DATA EXCERPTS:
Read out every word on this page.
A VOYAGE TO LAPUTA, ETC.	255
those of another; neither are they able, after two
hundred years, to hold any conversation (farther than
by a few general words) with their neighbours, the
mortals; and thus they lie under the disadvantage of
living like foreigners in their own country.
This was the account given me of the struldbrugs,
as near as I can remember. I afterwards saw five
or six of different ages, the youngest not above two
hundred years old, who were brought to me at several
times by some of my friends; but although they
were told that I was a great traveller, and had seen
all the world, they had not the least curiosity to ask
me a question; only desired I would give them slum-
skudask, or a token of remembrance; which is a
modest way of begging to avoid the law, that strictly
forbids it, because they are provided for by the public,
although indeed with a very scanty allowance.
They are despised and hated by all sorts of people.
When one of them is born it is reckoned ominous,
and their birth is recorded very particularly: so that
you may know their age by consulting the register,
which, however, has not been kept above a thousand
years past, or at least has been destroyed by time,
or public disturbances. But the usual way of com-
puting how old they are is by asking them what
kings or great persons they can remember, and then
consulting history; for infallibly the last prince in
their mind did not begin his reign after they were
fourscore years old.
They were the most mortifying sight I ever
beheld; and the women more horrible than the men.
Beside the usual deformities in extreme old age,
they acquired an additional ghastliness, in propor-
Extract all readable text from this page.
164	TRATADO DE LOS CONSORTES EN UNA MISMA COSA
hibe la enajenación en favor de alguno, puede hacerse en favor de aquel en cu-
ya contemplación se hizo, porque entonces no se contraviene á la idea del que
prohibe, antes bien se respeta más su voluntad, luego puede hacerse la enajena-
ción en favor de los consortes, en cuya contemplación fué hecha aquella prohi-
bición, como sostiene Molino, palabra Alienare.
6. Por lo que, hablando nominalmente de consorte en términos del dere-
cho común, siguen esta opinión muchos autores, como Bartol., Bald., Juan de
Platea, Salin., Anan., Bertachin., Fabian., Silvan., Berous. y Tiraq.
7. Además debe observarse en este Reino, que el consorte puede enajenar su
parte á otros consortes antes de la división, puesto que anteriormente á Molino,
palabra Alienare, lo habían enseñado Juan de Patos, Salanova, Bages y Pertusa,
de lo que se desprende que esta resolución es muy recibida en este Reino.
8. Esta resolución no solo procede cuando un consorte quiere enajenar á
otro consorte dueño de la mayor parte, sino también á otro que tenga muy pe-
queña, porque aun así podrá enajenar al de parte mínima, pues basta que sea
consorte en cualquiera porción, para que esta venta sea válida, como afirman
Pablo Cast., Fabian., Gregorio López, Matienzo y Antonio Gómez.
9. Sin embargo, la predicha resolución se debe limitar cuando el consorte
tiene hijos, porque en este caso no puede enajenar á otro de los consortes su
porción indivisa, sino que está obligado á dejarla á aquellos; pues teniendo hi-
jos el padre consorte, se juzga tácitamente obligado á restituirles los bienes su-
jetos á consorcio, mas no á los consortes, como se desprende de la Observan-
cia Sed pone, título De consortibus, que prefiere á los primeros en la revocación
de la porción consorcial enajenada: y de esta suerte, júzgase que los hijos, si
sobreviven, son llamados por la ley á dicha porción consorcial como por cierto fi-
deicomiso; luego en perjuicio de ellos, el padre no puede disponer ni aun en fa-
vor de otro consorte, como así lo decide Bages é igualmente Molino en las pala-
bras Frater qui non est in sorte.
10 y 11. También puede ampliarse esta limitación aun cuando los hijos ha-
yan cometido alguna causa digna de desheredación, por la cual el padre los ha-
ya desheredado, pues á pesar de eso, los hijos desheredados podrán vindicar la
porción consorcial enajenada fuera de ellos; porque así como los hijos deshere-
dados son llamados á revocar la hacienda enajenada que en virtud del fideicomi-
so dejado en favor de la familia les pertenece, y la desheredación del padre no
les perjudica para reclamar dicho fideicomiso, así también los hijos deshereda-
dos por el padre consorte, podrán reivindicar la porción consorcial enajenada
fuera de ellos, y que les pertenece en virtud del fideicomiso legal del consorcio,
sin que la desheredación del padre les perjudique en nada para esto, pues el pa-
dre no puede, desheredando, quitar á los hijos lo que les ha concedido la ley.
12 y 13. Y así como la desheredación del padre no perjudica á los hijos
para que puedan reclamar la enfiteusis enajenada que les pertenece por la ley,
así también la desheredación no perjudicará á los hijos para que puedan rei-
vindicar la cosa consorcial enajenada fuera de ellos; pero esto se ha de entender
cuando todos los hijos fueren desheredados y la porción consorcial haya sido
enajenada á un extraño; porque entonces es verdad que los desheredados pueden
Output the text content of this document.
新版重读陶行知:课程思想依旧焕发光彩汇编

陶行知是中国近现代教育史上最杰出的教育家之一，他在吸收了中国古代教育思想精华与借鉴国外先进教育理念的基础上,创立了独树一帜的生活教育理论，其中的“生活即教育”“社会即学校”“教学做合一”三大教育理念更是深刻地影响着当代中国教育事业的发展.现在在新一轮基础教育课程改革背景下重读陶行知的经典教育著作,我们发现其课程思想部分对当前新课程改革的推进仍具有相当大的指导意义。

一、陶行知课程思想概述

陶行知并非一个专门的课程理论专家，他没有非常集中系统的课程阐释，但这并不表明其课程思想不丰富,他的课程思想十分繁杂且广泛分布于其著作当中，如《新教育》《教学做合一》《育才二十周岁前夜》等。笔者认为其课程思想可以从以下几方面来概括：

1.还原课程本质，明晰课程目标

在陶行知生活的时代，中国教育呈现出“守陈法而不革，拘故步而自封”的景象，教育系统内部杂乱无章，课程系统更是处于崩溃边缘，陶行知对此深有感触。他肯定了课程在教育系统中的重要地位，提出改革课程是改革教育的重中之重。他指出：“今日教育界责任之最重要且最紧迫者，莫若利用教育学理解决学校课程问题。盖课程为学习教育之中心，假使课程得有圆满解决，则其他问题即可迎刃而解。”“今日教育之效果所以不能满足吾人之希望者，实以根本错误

STATED EXERCISE: Of all the lines above, how many contain "fuera"? Give the number and nothing more.

RESPONSE TO THIS EXERCISE: 3